EXERCISE –
Search the material below for the string "gradient" and extract each line that has it.

DATASET EXCERPTS –
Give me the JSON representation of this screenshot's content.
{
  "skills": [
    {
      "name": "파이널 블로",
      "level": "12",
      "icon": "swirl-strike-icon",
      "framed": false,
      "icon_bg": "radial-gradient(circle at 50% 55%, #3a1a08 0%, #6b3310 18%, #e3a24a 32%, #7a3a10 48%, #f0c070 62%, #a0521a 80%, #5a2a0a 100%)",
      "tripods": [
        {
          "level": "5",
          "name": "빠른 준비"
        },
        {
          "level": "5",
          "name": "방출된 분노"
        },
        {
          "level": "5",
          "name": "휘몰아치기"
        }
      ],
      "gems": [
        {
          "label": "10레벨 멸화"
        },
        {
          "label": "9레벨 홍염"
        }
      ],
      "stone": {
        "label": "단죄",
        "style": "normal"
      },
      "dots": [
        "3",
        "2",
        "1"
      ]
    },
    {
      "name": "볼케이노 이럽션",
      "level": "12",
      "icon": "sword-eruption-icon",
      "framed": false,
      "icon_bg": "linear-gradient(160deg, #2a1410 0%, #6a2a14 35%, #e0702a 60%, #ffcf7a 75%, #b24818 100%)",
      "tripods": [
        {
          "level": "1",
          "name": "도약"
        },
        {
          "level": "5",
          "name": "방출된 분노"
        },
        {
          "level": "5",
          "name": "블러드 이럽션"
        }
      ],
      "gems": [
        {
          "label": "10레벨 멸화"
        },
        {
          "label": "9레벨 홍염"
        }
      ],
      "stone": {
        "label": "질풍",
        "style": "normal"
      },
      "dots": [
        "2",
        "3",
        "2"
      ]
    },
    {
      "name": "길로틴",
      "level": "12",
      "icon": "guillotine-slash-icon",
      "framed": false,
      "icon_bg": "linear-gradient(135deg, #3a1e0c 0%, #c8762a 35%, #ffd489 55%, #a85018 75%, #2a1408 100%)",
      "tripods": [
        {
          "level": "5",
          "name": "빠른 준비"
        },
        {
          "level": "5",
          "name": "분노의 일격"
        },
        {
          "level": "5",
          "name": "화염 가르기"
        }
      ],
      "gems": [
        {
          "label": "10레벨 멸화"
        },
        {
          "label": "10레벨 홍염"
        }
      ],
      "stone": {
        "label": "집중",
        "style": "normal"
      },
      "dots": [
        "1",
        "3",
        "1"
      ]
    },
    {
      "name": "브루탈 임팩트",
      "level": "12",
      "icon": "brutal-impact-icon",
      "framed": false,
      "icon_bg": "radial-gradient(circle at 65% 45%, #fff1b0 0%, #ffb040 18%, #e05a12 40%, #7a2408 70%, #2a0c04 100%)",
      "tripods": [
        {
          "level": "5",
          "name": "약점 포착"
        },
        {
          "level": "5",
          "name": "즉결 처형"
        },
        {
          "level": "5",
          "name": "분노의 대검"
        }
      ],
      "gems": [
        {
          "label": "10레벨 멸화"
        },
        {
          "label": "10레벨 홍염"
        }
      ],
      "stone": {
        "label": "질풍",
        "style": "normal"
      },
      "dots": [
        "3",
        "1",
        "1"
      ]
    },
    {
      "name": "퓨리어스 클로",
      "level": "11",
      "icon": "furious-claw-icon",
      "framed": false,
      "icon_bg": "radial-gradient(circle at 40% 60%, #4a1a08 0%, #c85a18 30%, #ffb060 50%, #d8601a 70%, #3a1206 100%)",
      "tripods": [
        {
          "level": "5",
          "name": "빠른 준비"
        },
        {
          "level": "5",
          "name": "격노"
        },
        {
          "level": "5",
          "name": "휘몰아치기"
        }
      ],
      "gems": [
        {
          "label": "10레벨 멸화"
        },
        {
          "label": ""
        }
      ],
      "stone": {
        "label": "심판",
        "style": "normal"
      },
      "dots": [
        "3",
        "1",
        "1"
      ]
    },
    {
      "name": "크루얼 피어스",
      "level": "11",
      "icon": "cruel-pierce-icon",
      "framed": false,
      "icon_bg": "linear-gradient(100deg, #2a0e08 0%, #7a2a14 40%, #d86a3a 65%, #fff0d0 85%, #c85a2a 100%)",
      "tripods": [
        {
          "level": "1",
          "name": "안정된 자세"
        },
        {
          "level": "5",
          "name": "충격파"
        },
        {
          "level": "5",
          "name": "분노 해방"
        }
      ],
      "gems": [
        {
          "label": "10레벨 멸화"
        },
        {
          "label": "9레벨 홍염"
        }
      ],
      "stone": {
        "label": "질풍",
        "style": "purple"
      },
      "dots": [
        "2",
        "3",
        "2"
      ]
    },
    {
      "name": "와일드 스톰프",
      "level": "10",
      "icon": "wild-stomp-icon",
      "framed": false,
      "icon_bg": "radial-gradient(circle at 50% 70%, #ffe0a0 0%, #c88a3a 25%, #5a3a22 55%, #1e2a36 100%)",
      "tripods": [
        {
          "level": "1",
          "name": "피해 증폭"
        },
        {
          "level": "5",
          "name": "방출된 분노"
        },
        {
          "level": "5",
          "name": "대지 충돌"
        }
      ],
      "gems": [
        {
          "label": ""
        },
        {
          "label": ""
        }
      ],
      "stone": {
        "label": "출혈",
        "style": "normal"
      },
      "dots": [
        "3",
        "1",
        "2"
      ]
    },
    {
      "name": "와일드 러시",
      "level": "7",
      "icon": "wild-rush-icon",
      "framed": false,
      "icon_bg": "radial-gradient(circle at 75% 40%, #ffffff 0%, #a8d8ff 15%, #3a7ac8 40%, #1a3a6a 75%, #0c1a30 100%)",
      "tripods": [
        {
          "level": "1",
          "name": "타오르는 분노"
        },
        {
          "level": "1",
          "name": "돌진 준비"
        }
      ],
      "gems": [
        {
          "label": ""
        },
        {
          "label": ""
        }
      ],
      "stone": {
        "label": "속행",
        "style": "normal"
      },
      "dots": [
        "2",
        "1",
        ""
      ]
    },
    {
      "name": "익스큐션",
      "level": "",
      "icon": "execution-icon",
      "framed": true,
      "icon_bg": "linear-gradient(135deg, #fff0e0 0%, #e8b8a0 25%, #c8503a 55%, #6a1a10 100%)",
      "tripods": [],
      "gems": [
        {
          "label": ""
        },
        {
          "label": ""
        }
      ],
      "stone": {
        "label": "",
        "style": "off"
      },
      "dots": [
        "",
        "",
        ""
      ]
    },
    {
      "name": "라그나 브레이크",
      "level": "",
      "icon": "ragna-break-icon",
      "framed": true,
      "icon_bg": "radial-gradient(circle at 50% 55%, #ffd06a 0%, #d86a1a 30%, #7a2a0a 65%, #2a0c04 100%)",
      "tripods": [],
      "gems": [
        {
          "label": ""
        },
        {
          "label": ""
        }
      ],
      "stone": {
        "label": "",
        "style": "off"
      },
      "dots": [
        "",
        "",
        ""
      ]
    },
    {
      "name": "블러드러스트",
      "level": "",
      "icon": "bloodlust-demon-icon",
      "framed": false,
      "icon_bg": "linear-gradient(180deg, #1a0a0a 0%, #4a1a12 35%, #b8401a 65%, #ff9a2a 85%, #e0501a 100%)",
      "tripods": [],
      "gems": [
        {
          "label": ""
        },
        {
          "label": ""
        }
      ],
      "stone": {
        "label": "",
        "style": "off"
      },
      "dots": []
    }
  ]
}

FINAL ANSWER –
      "icon_bg": "radial-gradient(circle at 50% 55%, #3a1a08 0%, #6b3310 18%, #e3a24a 32%, #7a3a10 48%, #f0c070 62%, #a0521a 80%, #5a2a0a 100%)",
      "icon_bg": "linear-gradient(160deg, #2a1410 0%, #6a2a14 35%, #e0702a 60%, #ffcf7a 75%, #b24818 100%)",
      "icon_bg": "linear-gradient(135deg, #3a1e0c 0%, #c8762a 35%, #ffd489 55%, #a85018 75%, #2a1408 100%)",
      "icon_bg": "radial-gradient(circle at 65% 45%, #fff1b0 0%, #ffb040 18%, #e05a12 40%, #7a2408 70%, #2a0c04 100%)",
      "icon_bg": "radial-gradient(circle at 40% 60%, #4a1a08 0%, #c85a18 30%, #ffb060 50%, #d8601a 70%, #3a1206 100%)",
      "icon_bg": "linear-gradient(100deg, #2a0e08 0%, #7a2a14 40%, #d86a3a 65%, #fff0d0 85%, #c85a2a 100%)",
      "icon_bg": "radial-gradient(circle at 50% 70%, #ffe0a0 0%, #c88a3a 25%, #5a3a22 55%, #1e2a36 100%)",
      "icon_bg": "radial-gradient(circle at 75% 40%, #ffffff 0%, #a8d8ff 15%, #3a7ac8 40%, #1a3a6a 75%, #0c1a30 100%)",
      "icon_bg": "linear-gradient(135deg, #fff0e0 0%, #e8b8a0 25%, #c8503a 55%, #6a1a10 100%)",
      "icon_bg": "radial-gradient(circle at 50% 55%, #ffd06a 0%, #d86a1a 30%, #7a2a0a 65%, #2a0c04 100%)",
      "icon_bg": "linear-gradient(180deg, #1a0a0a 0%, #4a1a12 35%, #b8401a 65%, #ff9a2a 85%, #e0501a 100%)",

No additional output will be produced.